**Exercise requirements:** Transcribe precisely those lines of the listing that fall between the line containing "Output a JSON" and the last line, inclusive of both.

**Extracted entries:**
## start

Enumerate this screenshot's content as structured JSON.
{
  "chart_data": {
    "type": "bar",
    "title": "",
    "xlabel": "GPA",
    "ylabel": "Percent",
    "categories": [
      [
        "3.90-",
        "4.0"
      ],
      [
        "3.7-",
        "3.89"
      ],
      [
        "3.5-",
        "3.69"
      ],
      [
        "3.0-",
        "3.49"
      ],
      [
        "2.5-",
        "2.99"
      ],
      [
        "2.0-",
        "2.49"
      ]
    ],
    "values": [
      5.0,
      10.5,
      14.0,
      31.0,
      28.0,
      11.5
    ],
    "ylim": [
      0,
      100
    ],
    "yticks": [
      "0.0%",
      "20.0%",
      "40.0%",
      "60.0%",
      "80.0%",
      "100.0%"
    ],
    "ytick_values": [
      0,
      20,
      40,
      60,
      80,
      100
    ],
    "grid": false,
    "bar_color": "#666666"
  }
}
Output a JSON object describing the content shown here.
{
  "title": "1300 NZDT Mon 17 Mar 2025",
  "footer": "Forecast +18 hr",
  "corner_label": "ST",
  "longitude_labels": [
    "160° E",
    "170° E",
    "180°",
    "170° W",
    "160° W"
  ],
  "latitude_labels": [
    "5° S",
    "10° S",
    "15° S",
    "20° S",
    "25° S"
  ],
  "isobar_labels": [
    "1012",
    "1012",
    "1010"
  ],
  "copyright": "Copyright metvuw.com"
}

## end

**Completed exercise:**
Output a JSON object describing the content shown here.
{
  "title": "1300 NZDT Mon 17 Mar 2025",
  "footer": "Forecast +18 hr",
  "corner_label": "ST",
  "longitude_labels": [
    "160° E",
    "170° E",
    "180°",
    "170° W",
    "160° W"
  ],
  "latitude_labels": [
    "5° S",
    "10° S",
    "15° S",
    "20° S",
    "25° S"
  ],
  "isobar_labels": [
    "1012",
    "1012",
    "1010"
  ],
  "copyright": "Copyright metvuw.com"
}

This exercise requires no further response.